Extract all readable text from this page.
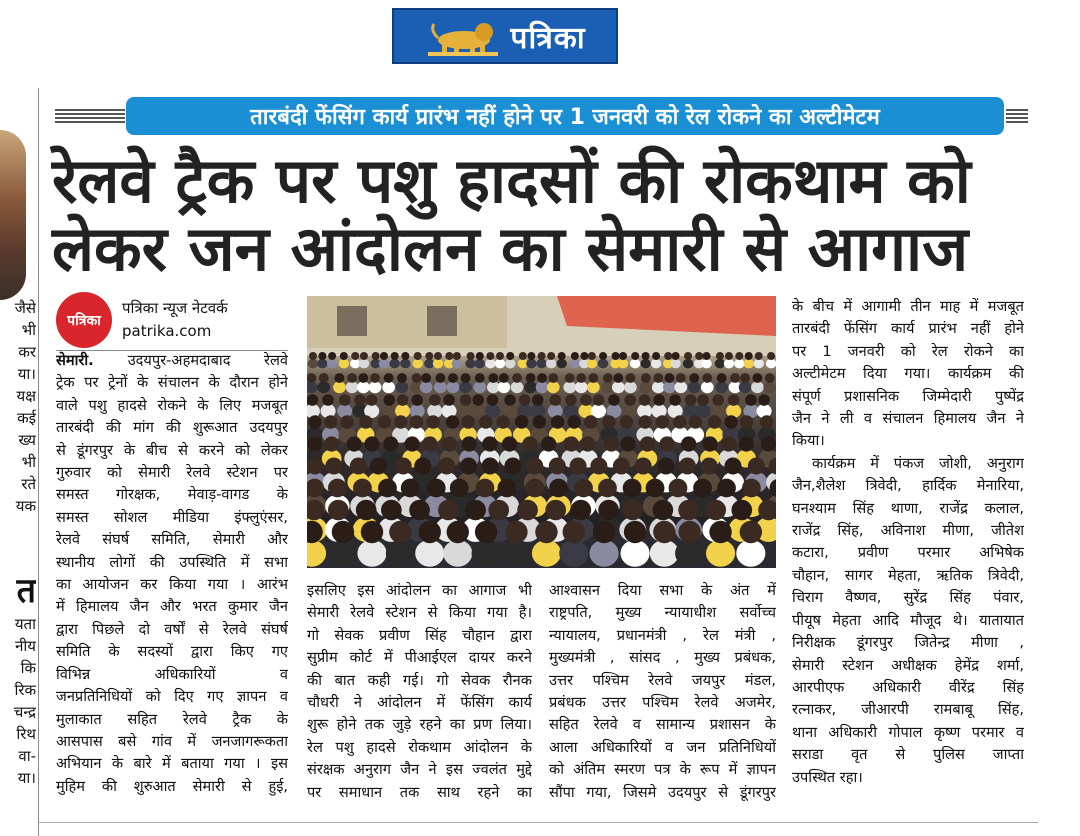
पत्रिका
जैसे
भी
कर
या।
यक्ष
कई
ख्य
भी
रते
यक
त
यता
नीय
कि
रिक
चन्द्र
रिथ
वा-
या।
तारबंदी फेंसिंग कार्य प्रारंभ नहीं होने पर 1 जनवरी को रेल रोकने का अल्टीमेटम
रेलवे ट्रैक पर पशु हादसों की रोकथाम को
लेकर जन आंदोलन का सेमारी से आगाज
पत्रिका
पत्रिका न्यूज नेटवर्क
patrika.com
सेमारी. उदयपुर-अहमदाबाद रेलवे
ट्रेक पर ट्रेनों के संचालन के दौरान होने
वाले पशु हादसे रोकने के लिए मजबूत
तारबंदी की मांग की शुरूआत उदयपुर
से डूंगरपुर के बीच से करने को लेकर
गुरुवार को सेमारी रेलवे स्टेशन पर
समस्त गोरक्षक, मेवाड़-वागड के
समस्त सोशल मीडिया इंफ्लुएंसर,
रेलवे संघर्ष समिति, सेमारी और
स्थानीय लोगों की उपस्थिति में सभा
का आयोजन कर किया गया । आरंभ
में हिमालय जैन और भरत कुमार जैन
द्वारा पिछले दो वर्षों से रेलवे संघर्ष
समिति के सदस्यों द्वारा किए गए
विभिन्न अधिकारियों व
जनप्रतिनिधियों को दिए गए ज्ञापन व
मुलाकात सहित रेलवे ट्रैक के
आसपास बसे गांव में जनजागरूकता
अभियान के बारे में बताया गया । इस
मुहिम की शुरुआत सेमारी से हुई,
इसलिए इस आंदोलन का आगाज भी
सेमारी रेलवे स्टेशन से किया गया है।
गो सेवक प्रवीण सिंह चौहान द्वारा
सुप्रीम कोर्ट में पीआईएल दायर करने
की बात कही गई। गो सेवक रौनक
चौधरी ने आंदोलन में फेंसिंग कार्य
शुरू होने तक जुड़े रहने का प्रण लिया।
रेल पशु हादसे रोकथाम आंदोलन के
संरक्षक अनुराग जैन ने इस ज्वलंत मुद्दे
पर समाधान तक साथ रहने का
आश्वासन दिया सभा के अंत में
राष्ट्रपति, मुख्य न्यायाधीश सर्वोच्च
न्यायालय, प्रधानमंत्री , रेल मंत्री ,
मुख्यमंत्री , सांसद , मुख्य प्रबंधक,
उत्तर पश्चिम रेलवे जयपुर मंडल,
प्रबंधक उत्तर पश्चिम रेलवे अजमेर,
सहित रेलवे व सामान्य प्रशासन के
आला अधिकारियों व जन प्रतिनिधियों
को अंतिम स्मरण पत्र के रूप में ज्ञापन
सौंपा गया, जिसमे उदयपुर से डूंगरपुर
के बीच में आगामी तीन माह में मजबूत
तारबंदी फेंसिंग कार्य प्रारंभ नहीं होने
पर 1 जनवरी को रेल रोकने का
अल्टीमेटम दिया गया। कार्यक्रम की
संपूर्ण प्रशासनिक जिम्मेदारी पुष्पेंद्र
जैन ने ली व संचालन हिमालय जैन ने
किया।
कार्यक्रम में पंकज जोशी, अनुराग
जैन,शैलेश त्रिवेदी, हार्दिक मेनारिया,
घनश्याम सिंह थाणा, राजेंद्र कलाल,
राजेंद्र सिंह, अविनाश मीणा, जीतेश
कटारा, प्रवीण परमार अभिषेक
चौहान, सागर मेहता, ऋतिक त्रिवेदी,
चिराग वैष्णव, सुरेंद्र सिंह पंवार,
पीयूष मेहता आदि मौजूद थे। यातायात
निरीक्षक डूंगरपुर जितेन्द्र मीणा ,
सेमारी स्टेशन अधीक्षक हेमेंद्र शर्मा,
आरपीएफ अधिकारी वीरेंद्र सिंह
रत्नाकर, जीआरपी रामबाबू सिंह,
थाना अधिकारी गोपाल कृष्ण परमार व
सराडा वृत से पुलिस जाप्ता
उपस्थित रहा।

**THE REQUEST**: Copy every record above exactly, leaving out any pictures.

**SOLUTION FOR THIS EXERCISE**:
Extract all readable text from this page.
पत्रिका
जैसे
भी
कर
या।
यक्ष
कई
ख्य
भी
रते
यक
त
यता
नीय
कि
रिक
चन्द्र
रिथ
वा-
या।
तारबंदी फेंसिंग कार्य प्रारंभ नहीं होने पर 1 जनवरी को रेल रोकने का अल्टीमेटम
रेलवे ट्रैक पर पशु हादसों की रोकथाम को
लेकर जन आंदोलन का सेमारी से आगाज
पत्रिका
पत्रिका न्यूज नेटवर्क
patrika.com
सेमारी. उदयपुर-अहमदाबाद रेलवे
ट्रेक पर ट्रेनों के संचालन के दौरान होने
वाले पशु हादसे रोकने के लिए मजबूत
तारबंदी की मांग की शुरूआत उदयपुर
से डूंगरपुर के बीच से करने को लेकर
गुरुवार को सेमारी रेलवे स्टेशन पर
समस्त गोरक्षक, मेवाड़-वागड के
समस्त सोशल मीडिया इंफ्लुएंसर,
रेलवे संघर्ष समिति, सेमारी और
स्थानीय लोगों की उपस्थिति में सभा
का आयोजन कर किया गया । आरंभ
में हिमालय जैन और भरत कुमार जैन
द्वारा पिछले दो वर्षों से रेलवे संघर्ष
समिति के सदस्यों द्वारा किए गए
विभिन्न अधिकारियों व
जनप्रतिनिधियों को दिए गए ज्ञापन व
मुलाकात सहित रेलवे ट्रैक के
आसपास बसे गांव में जनजागरूकता
अभियान के बारे में बताया गया । इस
मुहिम की शुरुआत सेमारी से हुई,
इसलिए इस आंदोलन का आगाज भी
सेमारी रेलवे स्टेशन से किया गया है।
गो सेवक प्रवीण सिंह चौहान द्वारा
सुप्रीम कोर्ट में पीआईएल दायर करने
की बात कही गई। गो सेवक रौनक
चौधरी ने आंदोलन में फेंसिंग कार्य
शुरू होने तक जुड़े रहने का प्रण लिया।
रेल पशु हादसे रोकथाम आंदोलन के
संरक्षक अनुराग जैन ने इस ज्वलंत मुद्दे
पर समाधान तक साथ रहने का
आश्वासन दिया सभा के अंत में
राष्ट्रपति, मुख्य न्यायाधीश सर्वोच्च
न्यायालय, प्रधानमंत्री , रेल मंत्री ,
मुख्यमंत्री , सांसद , मुख्य प्रबंधक,
उत्तर पश्चिम रेलवे जयपुर मंडल,
प्रबंधक उत्तर पश्चिम रेलवे अजमेर,
सहित रेलवे व सामान्य प्रशासन के
आला अधिकारियों व जन प्रतिनिधियों
को अंतिम स्मरण पत्र के रूप में ज्ञापन
सौंपा गया, जिसमे उदयपुर से डूंगरपुर
के बीच में आगामी तीन माह में मजबूत
तारबंदी फेंसिंग कार्य प्रारंभ नहीं होने
पर 1 जनवरी को रेल रोकने का
अल्टीमेटम दिया गया। कार्यक्रम की
संपूर्ण प्रशासनिक जिम्मेदारी पुष्पेंद्र
जैन ने ली व संचालन हिमालय जैन ने
किया।
कार्यक्रम में पंकज जोशी, अनुराग
जैन,शैलेश त्रिवेदी, हार्दिक मेनारिया,
घनश्याम सिंह थाणा, राजेंद्र कलाल,
राजेंद्र सिंह, अविनाश मीणा, जीतेश
कटारा, प्रवीण परमार अभिषेक
चौहान, सागर मेहता, ऋतिक त्रिवेदी,
चिराग वैष्णव, सुरेंद्र सिंह पंवार,
पीयूष मेहता आदि मौजूद थे। यातायात
निरीक्षक डूंगरपुर जितेन्द्र मीणा ,
सेमारी स्टेशन अधीक्षक हेमेंद्र शर्मा,
आरपीएफ अधिकारी वीरेंद्र सिंह
रत्नाकर, जीआरपी रामबाबू सिंह,
थाना अधिकारी गोपाल कृष्ण परमार व
सराडा वृत से पुलिस जाप्ता
उपस्थित रहा।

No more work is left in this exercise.